TASK TO CARRY OUT: Reproduce every line of the records below word for word, but leave out the pictures.

RAW DATA:
---------------
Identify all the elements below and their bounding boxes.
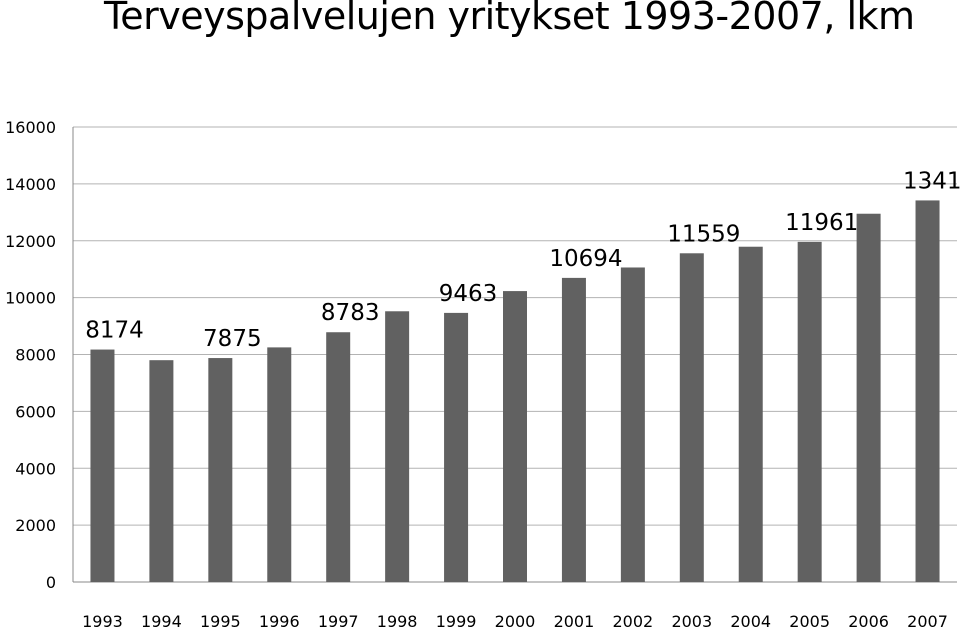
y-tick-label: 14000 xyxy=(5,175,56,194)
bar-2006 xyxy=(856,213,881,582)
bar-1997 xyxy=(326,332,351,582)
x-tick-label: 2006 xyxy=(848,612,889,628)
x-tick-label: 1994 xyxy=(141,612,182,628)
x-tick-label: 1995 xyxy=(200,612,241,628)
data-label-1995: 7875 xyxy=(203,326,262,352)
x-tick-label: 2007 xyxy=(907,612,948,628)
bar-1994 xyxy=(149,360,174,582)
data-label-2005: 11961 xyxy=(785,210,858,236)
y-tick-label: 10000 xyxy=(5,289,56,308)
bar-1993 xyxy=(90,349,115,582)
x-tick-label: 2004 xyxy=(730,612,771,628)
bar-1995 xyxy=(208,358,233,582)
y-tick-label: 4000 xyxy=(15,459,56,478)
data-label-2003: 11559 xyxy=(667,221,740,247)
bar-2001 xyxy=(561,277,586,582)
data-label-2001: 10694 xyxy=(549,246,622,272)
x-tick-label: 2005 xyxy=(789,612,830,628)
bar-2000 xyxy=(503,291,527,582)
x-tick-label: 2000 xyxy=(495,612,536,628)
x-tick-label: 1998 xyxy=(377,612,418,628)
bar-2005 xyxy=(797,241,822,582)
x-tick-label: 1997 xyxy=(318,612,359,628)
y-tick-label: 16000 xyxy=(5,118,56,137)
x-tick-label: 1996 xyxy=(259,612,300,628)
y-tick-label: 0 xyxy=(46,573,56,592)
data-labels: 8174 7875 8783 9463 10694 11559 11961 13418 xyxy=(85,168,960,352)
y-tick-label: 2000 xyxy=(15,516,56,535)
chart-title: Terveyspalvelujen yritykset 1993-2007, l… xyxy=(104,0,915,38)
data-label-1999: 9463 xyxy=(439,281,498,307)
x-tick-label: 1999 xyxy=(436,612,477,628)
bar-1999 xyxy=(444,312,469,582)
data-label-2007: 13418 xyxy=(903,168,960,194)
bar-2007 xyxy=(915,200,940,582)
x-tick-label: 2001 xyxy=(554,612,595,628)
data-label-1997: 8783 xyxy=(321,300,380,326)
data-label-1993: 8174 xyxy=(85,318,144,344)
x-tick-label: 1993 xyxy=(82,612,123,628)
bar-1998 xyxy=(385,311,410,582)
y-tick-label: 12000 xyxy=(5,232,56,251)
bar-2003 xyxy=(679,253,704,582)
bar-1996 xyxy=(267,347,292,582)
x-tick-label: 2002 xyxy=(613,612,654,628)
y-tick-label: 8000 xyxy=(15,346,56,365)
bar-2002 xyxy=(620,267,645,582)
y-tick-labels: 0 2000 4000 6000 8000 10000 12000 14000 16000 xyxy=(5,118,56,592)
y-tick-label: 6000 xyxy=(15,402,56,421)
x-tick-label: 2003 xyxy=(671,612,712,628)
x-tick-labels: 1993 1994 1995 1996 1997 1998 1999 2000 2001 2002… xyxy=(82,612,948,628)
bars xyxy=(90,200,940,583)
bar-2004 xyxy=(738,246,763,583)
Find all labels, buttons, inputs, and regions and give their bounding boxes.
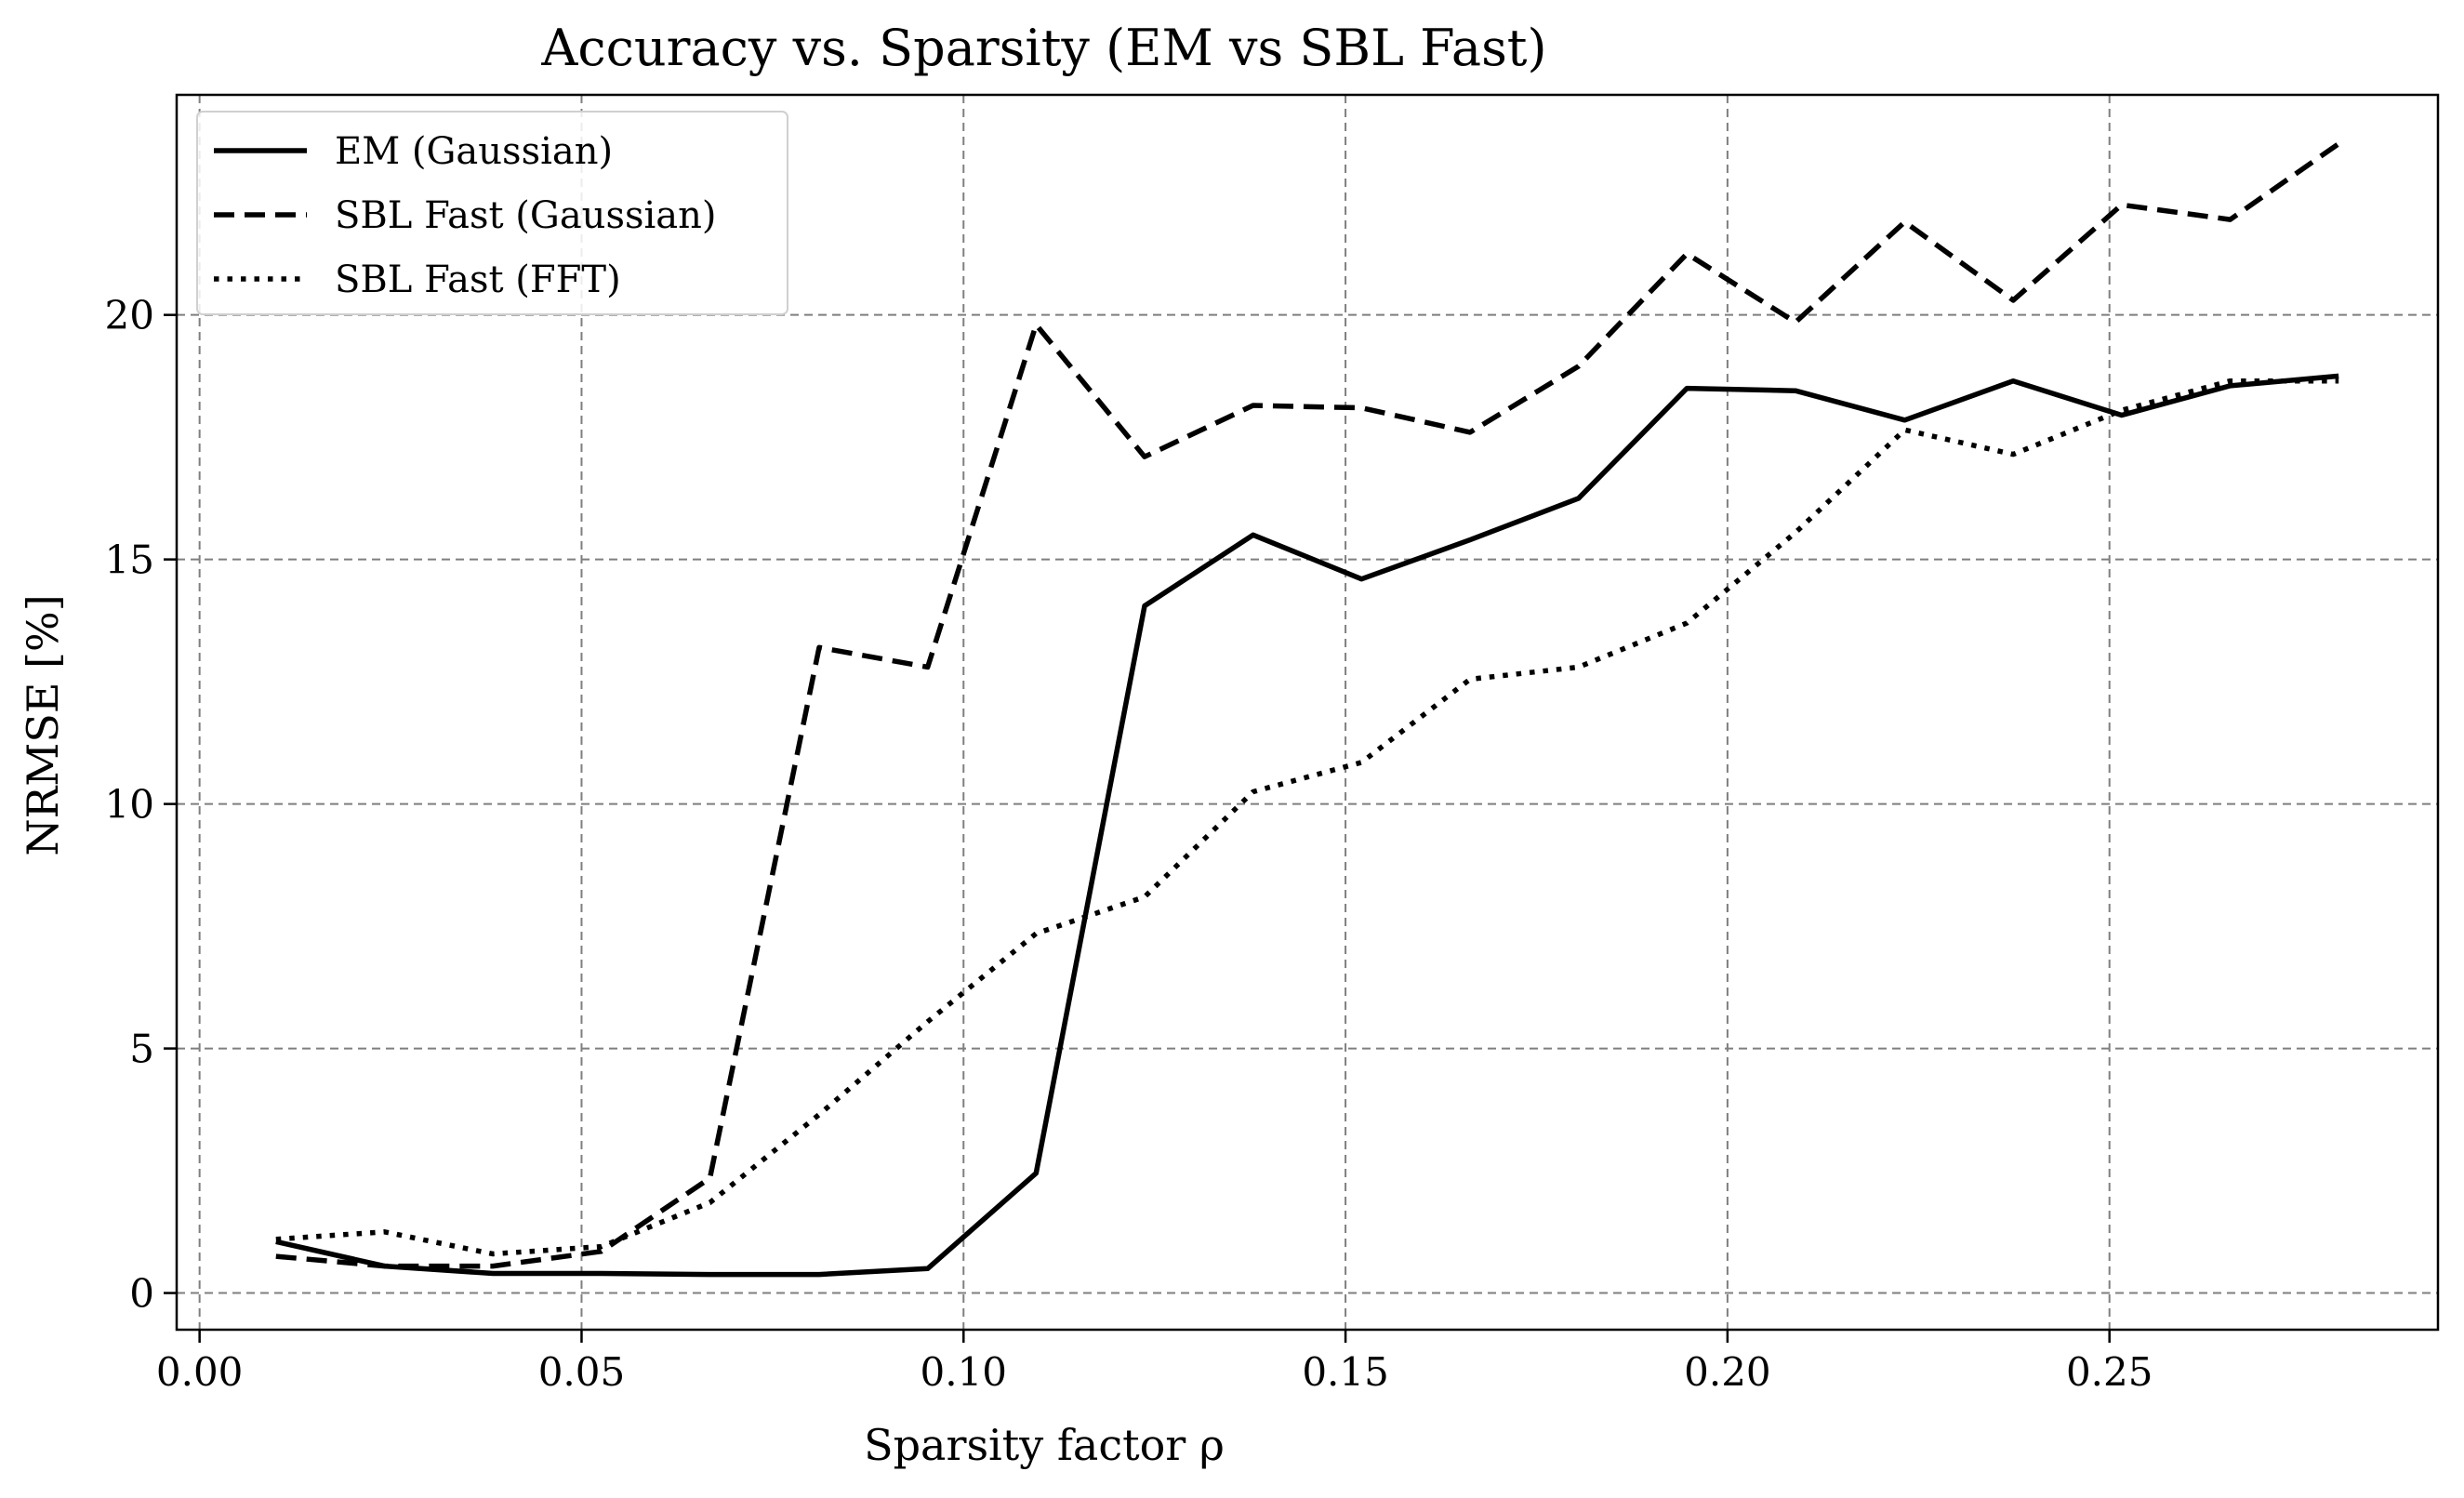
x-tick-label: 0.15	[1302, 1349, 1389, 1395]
---------------
RESPONSE:
Identify all the elements below and their bounding boxes.
y-tick-label: 14000 xyxy=(5,175,56,194)
bar-2006 xyxy=(856,213,881,582)
bar-1997 xyxy=(326,332,351,582)
x-tick-label: 2006 xyxy=(848,612,889,628)
x-tick-label: 1994 xyxy=(141,612,182,628)
x-tick-label: 1995 xyxy=(200,612,241,628)
data-label-1995: 7875 xyxy=(203,326,262,352)
x-tick-label: 2007 xyxy=(907,612,948,628)
bar-1994 xyxy=(149,360,174,582)
data-label-2005: 11961 xyxy=(785,210,858,236)
y-tick-label: 10000 xyxy=(5,289,56,308)
bar-1993 xyxy=(90,349,115,582)
x-tick-label: 2004 xyxy=(730,612,771,628)
bar-1995 xyxy=(208,358,233,582)
y-tick-label: 4000 xyxy=(15,459,56,478)
data-label-2003: 11559 xyxy=(667,221,740,247)
bar-2001 xyxy=(561,277,586,582)
data-label-2001: 10694 xyxy=(549,246,622,272)
x-tick-label: 2005 xyxy=(789,612,830,628)
bar-2000 xyxy=(503,291,527,582)
x-tick-label: 2000 xyxy=(495,612,536,628)
x-tick-label: 1998 xyxy=(377,612,418,628)
bar-2005 xyxy=(797,241,822,582)
x-tick-label: 1997 xyxy=(318,612,359,628)
y-tick-label: 16000 xyxy=(5,118,56,137)
x-tick-label: 1996 xyxy=(259,612,300,628)
y-tick-label: 0 xyxy=(46,573,56,592)
data-labels: 8174 7875 8783 9463 10694 11559 11961 13418 xyxy=(85,168,960,352)
y-tick-label: 2000 xyxy=(15,516,56,535)
chart-title: Terveyspalvelujen yritykset 1993-2007, l… xyxy=(104,0,915,38)
data-label-1999: 9463 xyxy=(439,281,498,307)
x-tick-label: 1999 xyxy=(436,612,477,628)
bar-1999 xyxy=(444,312,469,582)
data-label-2007: 13418 xyxy=(903,168,960,194)
bar-2007 xyxy=(915,200,940,582)
x-tick-label: 2001 xyxy=(554,612,595,628)
data-label-1997: 8783 xyxy=(321,300,380,326)
data-label-1993: 8174 xyxy=(85,318,144,344)
x-tick-label: 1993 xyxy=(82,612,123,628)
bar-1998 xyxy=(385,311,410,582)
y-tick-label: 12000 xyxy=(5,232,56,251)
bar-2003 xyxy=(679,253,704,582)
bar-1996 xyxy=(267,347,292,582)
x-tick-label: 2002 xyxy=(613,612,654,628)
y-tick-label: 8000 xyxy=(15,346,56,365)
bar-2002 xyxy=(620,267,645,582)
y-tick-labels: 0 2000 4000 6000 8000 10000 12000 14000 16000 xyxy=(5,118,56,592)
y-tick-label: 6000 xyxy=(15,402,56,421)
x-tick-label: 2003 xyxy=(671,612,712,628)
x-tick-labels: 1993 1994 1995 1996 1997 1998 1999 2000 2001 2002… xyxy=(82,612,948,628)
bars xyxy=(90,200,940,583)
bar-2004 xyxy=(738,246,763,583)
Find all labels, buttons, inputs, and regions and give their bounding boxes.
x-tick-label: 0.15	[1302, 1349, 1389, 1395]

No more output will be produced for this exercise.